YOUR GOAL
Transcribe the full listing exactly, and drop every picture.
-- START --
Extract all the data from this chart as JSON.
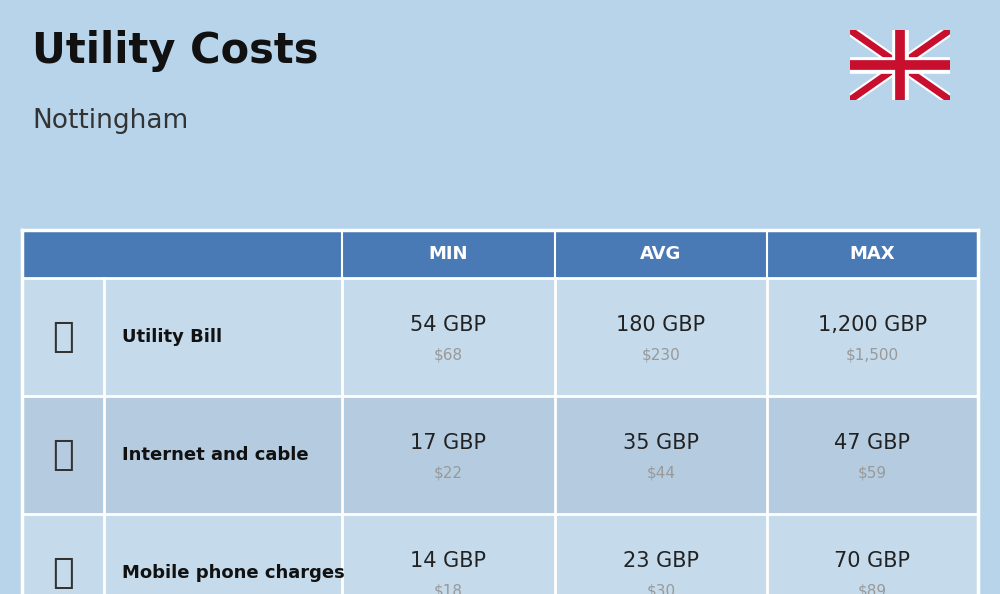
{
  "title": "Utility Costs",
  "subtitle": "Nottingham",
  "background_color": "#b8d4ea",
  "table_header_color": "#4a7ab5",
  "table_row_odd": "#c5daea",
  "table_row_even": "#b5cce0",
  "header_text_color": "#ffffff",
  "row_label_color": "#111111",
  "value_color": "#222222",
  "usd_color": "#999999",
  "rows": [
    {
      "label": "Utility Bill",
      "min_gbp": "54 GBP",
      "min_usd": "$68",
      "avg_gbp": "180 GBP",
      "avg_usd": "$230",
      "max_gbp": "1,200 GBP",
      "max_usd": "$1,500"
    },
    {
      "label": "Internet and cable",
      "min_gbp": "17 GBP",
      "min_usd": "$22",
      "avg_gbp": "35 GBP",
      "avg_usd": "$44",
      "max_gbp": "47 GBP",
      "max_usd": "$59"
    },
    {
      "label": "Mobile phone charges",
      "min_gbp": "14 GBP",
      "min_usd": "$18",
      "avg_gbp": "23 GBP",
      "avg_usd": "$30",
      "max_gbp": "70 GBP",
      "max_usd": "$89"
    }
  ],
  "title_fontsize": 30,
  "subtitle_fontsize": 19,
  "header_fontsize": 13,
  "row_label_fontsize": 13,
  "value_fontsize": 15,
  "usd_fontsize": 11,
  "fig_width": 10.0,
  "fig_height": 5.94,
  "dpi": 100
}
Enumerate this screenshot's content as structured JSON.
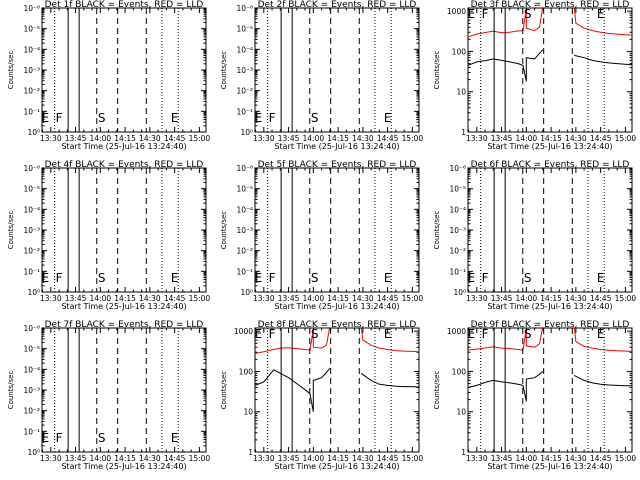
-- END --
THE ANSWER
Extract all the data from this chart as JSON.
{
  "title": "Utility Costs",
  "subtitle": "Nottingham",
  "background_color": "#b8d4ea",
  "table_header_color": "#4a7ab5",
  "table_row_odd": "#c5daea",
  "table_row_even": "#b5cce0",
  "header_text_color": "#ffffff",
  "row_label_color": "#111111",
  "value_color": "#222222",
  "usd_color": "#999999",
  "rows": [
    {
      "label": "Utility Bill",
      "min_gbp": "54 GBP",
      "min_usd": "$68",
      "avg_gbp": "180 GBP",
      "avg_usd": "$230",
      "max_gbp": "1,200 GBP",
      "max_usd": "$1,500"
    },
    {
      "label": "Internet and cable",
      "min_gbp": "17 GBP",
      "min_usd": "$22",
      "avg_gbp": "35 GBP",
      "avg_usd": "$44",
      "max_gbp": "47 GBP",
      "max_usd": "$59"
    },
    {
      "label": "Mobile phone charges",
      "min_gbp": "14 GBP",
      "min_usd": "$18",
      "avg_gbp": "23 GBP",
      "avg_usd": "$30",
      "max_gbp": "70 GBP",
      "max_usd": "$89"
    }
  ],
  "title_fontsize": 30,
  "subtitle_fontsize": 19,
  "header_fontsize": 13,
  "row_label_fontsize": 13,
  "value_fontsize": 15,
  "usd_fontsize": 11,
  "fig_width": 10.0,
  "fig_height": 5.94,
  "dpi": 100
}
Enumerate this screenshot's content as structured JSON.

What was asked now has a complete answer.